> LISTED RECORDS:
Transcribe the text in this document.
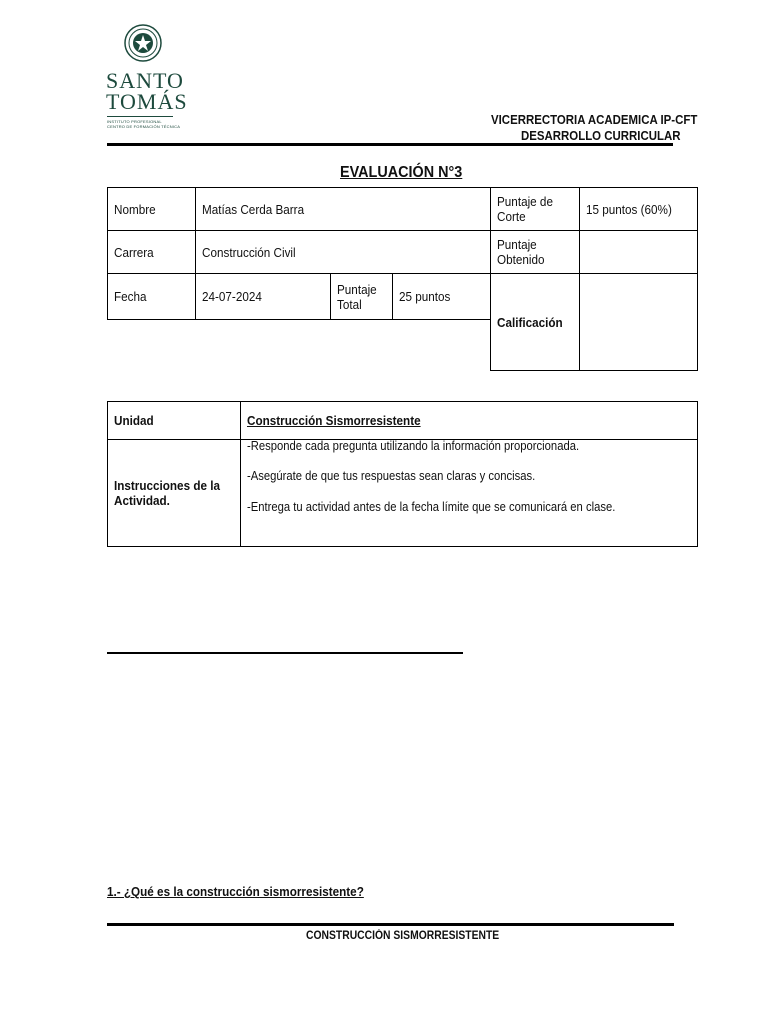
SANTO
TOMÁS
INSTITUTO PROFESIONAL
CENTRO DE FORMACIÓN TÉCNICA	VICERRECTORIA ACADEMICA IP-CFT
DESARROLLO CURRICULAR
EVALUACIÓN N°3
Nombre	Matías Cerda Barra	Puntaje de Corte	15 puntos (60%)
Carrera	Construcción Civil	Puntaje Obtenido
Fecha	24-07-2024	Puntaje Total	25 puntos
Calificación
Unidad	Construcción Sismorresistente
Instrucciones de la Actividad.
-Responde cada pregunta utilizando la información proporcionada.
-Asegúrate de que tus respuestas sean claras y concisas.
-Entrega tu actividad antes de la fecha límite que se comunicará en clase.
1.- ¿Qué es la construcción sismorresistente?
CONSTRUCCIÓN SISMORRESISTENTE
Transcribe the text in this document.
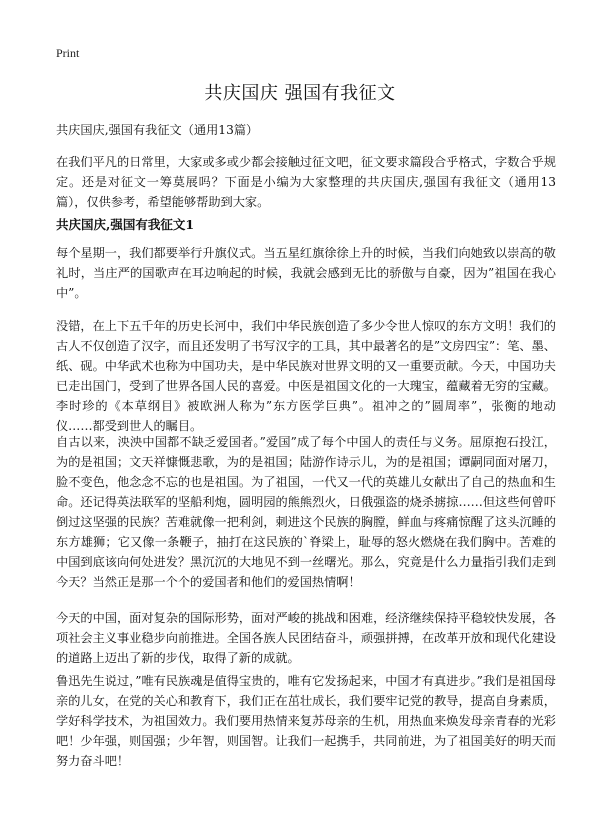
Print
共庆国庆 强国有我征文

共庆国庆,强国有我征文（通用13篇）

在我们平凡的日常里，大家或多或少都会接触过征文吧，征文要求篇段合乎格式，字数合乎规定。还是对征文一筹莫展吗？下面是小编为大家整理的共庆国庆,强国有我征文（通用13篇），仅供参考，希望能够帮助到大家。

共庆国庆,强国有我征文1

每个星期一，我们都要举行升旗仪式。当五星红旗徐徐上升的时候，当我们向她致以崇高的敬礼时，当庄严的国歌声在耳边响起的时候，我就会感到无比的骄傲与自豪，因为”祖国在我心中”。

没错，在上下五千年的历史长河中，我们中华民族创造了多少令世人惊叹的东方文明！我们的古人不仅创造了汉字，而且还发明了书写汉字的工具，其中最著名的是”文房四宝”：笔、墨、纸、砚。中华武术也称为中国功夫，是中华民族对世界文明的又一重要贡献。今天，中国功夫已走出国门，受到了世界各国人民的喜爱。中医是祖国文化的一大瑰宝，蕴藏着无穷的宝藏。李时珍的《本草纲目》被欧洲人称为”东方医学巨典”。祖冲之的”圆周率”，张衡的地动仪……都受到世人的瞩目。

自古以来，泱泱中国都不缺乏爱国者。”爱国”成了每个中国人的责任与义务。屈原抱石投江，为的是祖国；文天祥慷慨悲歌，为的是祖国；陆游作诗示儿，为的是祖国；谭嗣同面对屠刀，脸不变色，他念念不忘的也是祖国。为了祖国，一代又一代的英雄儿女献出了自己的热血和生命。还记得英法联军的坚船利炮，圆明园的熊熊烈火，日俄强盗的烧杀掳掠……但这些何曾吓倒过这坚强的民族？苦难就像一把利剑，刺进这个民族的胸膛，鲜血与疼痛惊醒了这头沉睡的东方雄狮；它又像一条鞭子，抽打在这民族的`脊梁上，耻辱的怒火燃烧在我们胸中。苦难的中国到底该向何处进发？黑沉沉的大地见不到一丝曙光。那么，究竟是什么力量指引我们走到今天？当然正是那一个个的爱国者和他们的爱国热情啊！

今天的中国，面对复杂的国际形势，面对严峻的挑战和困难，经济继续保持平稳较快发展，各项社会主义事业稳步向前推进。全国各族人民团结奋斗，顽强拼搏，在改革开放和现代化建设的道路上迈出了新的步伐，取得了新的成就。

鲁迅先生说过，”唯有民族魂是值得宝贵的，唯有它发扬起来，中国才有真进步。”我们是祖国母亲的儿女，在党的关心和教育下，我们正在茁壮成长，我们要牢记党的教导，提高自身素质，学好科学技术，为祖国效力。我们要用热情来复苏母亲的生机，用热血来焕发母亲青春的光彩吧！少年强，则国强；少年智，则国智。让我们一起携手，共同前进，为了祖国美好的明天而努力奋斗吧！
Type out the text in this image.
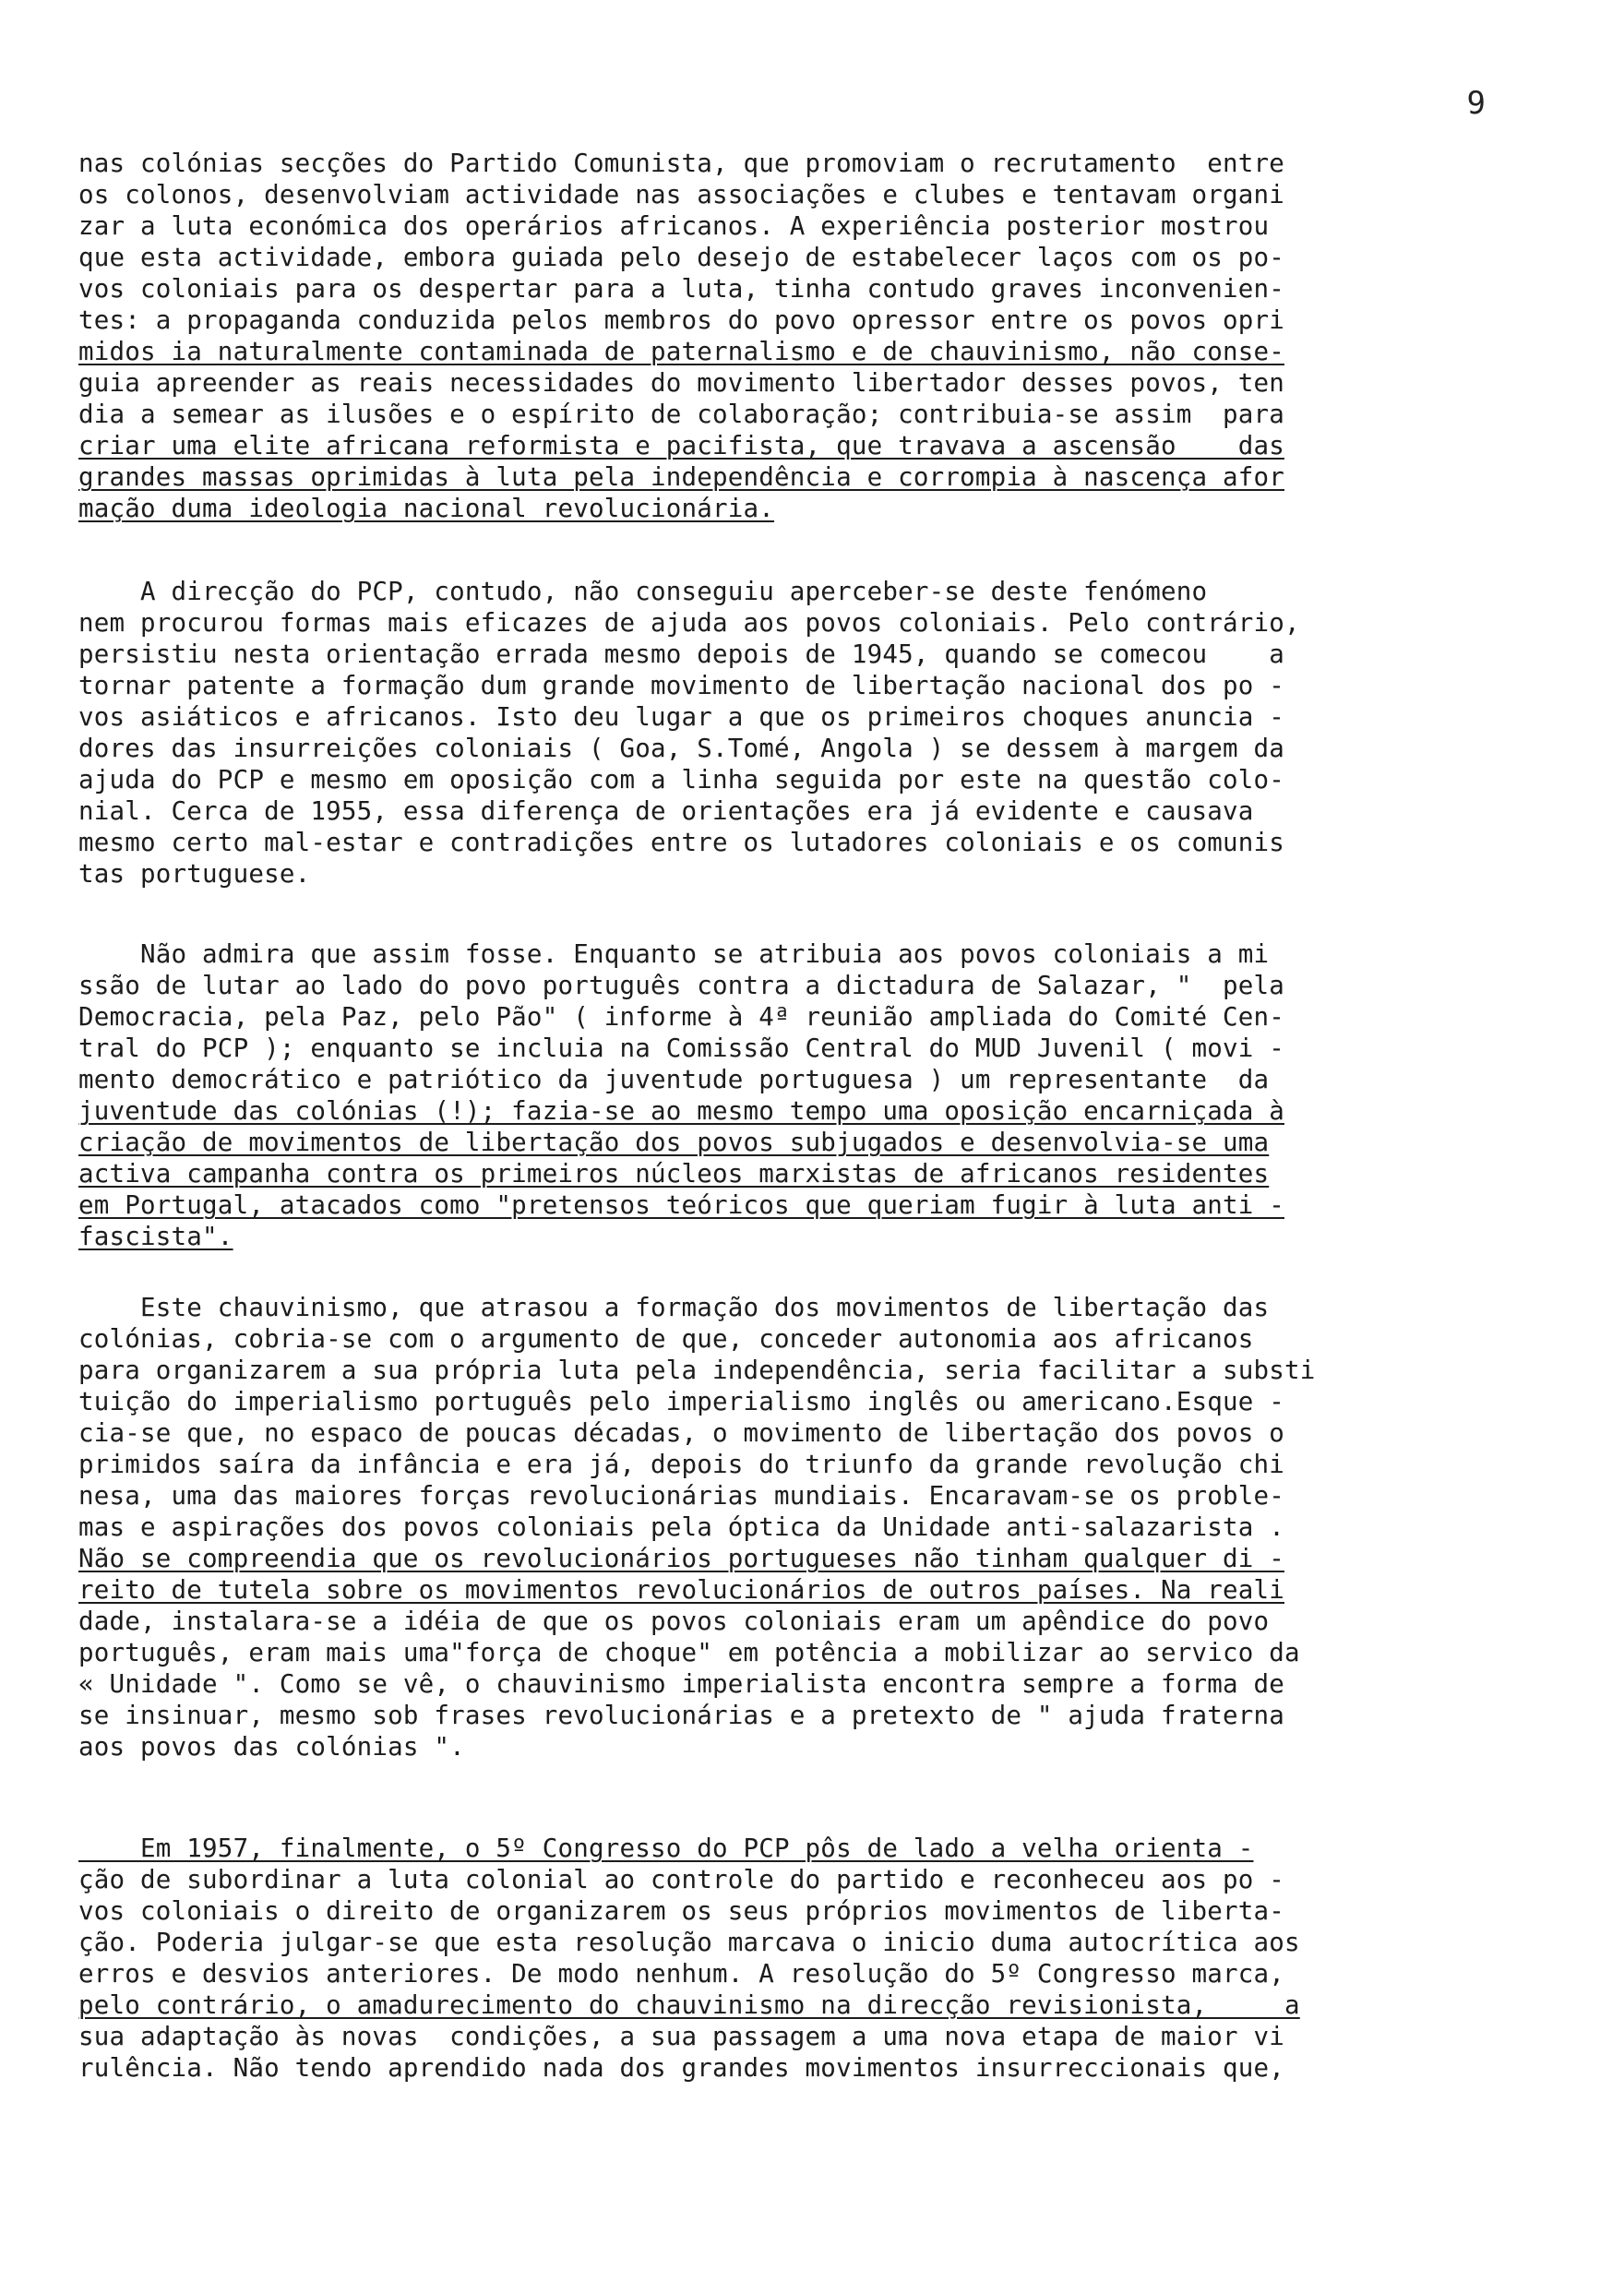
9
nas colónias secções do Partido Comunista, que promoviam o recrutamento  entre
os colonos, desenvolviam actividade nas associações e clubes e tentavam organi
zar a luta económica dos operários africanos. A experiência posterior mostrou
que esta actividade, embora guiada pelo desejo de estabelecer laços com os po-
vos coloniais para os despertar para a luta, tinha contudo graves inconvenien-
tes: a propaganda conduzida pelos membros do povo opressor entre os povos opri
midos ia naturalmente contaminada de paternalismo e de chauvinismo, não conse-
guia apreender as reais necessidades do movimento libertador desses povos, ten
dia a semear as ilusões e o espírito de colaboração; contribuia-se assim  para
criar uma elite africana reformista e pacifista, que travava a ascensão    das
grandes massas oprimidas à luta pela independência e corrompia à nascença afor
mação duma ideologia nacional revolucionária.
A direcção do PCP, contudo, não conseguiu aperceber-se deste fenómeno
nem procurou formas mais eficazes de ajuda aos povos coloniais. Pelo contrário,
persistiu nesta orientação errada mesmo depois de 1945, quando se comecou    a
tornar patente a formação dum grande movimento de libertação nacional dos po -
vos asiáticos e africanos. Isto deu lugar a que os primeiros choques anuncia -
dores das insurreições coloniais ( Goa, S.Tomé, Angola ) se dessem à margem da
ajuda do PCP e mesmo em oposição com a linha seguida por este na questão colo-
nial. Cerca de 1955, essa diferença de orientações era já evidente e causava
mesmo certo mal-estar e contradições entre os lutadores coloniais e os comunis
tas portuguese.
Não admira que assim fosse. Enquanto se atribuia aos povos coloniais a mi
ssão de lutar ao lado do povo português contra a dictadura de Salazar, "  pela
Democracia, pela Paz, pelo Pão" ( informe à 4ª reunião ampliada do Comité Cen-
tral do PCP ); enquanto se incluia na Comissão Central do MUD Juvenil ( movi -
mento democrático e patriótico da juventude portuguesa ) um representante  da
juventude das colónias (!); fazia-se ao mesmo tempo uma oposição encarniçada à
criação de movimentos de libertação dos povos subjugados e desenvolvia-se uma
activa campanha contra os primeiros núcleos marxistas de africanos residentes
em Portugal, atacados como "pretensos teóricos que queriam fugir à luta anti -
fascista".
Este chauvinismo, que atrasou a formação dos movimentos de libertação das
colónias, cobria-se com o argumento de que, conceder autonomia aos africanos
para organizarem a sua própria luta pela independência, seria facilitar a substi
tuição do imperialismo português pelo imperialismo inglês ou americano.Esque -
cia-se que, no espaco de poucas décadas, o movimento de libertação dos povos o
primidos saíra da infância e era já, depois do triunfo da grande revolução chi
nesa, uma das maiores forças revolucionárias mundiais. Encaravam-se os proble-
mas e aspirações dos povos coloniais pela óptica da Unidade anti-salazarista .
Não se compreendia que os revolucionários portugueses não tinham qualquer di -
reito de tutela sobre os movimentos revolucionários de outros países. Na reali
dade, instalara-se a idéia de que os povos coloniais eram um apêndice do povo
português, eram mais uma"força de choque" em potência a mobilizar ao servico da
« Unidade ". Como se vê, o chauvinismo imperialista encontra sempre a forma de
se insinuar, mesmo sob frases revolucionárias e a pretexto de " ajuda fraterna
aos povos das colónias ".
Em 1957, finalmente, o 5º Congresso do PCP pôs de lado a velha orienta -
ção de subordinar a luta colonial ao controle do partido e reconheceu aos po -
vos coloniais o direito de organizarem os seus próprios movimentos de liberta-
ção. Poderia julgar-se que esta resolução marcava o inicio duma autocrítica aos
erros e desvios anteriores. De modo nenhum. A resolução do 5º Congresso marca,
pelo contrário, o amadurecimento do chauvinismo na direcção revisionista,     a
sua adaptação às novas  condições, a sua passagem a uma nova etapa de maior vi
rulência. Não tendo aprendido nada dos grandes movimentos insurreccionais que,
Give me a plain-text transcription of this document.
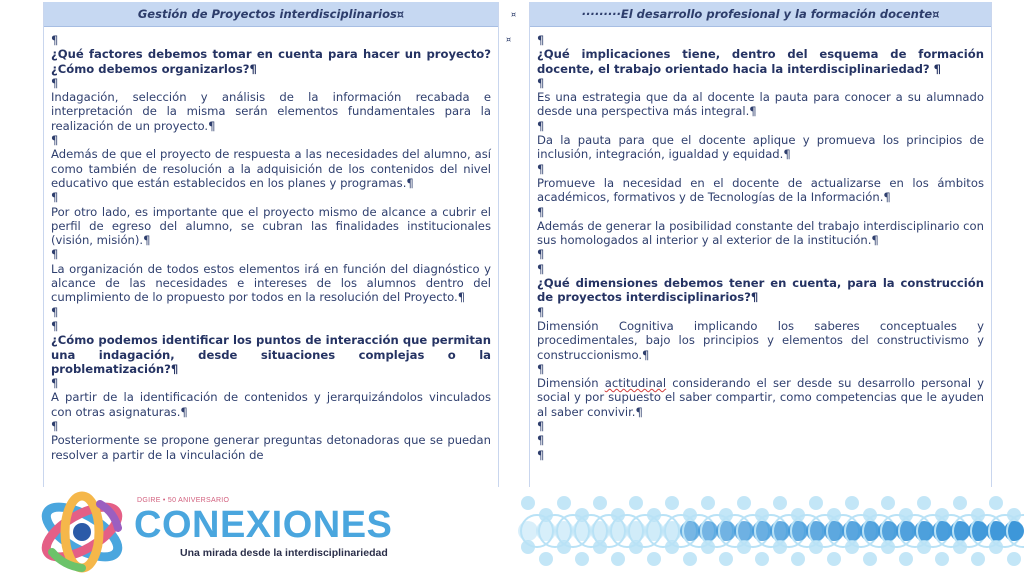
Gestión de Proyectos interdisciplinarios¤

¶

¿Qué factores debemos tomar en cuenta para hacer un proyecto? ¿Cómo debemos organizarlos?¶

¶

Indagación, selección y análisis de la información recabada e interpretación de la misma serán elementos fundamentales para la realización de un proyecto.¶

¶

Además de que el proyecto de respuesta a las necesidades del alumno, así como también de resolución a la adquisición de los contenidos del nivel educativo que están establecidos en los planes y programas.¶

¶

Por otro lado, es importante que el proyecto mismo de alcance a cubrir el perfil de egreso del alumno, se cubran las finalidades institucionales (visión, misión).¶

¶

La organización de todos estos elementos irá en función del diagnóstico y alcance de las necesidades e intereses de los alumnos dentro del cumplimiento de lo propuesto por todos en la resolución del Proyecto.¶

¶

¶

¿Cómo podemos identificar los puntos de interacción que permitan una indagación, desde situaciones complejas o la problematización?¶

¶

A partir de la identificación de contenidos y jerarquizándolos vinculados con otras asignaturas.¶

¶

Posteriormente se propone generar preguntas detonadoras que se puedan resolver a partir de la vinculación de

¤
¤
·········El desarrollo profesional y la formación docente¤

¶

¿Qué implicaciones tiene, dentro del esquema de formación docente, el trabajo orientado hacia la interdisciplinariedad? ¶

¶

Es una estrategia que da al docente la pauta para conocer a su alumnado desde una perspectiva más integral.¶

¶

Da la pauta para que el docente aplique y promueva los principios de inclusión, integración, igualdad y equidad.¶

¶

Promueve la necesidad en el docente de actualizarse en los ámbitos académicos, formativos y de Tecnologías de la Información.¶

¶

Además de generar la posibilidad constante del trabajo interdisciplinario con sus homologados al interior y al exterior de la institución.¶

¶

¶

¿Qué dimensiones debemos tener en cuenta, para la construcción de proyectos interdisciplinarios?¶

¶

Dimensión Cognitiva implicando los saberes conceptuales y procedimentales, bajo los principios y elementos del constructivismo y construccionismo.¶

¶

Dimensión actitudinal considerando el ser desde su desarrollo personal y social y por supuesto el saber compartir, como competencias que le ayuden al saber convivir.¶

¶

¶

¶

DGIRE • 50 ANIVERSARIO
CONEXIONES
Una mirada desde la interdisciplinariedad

> STATED TASK:
Within the material above, find the lines that contain the word "Congresso"; copy them.

> RESULT FOR THIS TASK:
Em 1957, finalmente, o 5º Congresso do PCP pôs de lado a velha orienta -
erros e desvios anteriores. De modo nenhum. A resolução do 5º Congresso marca,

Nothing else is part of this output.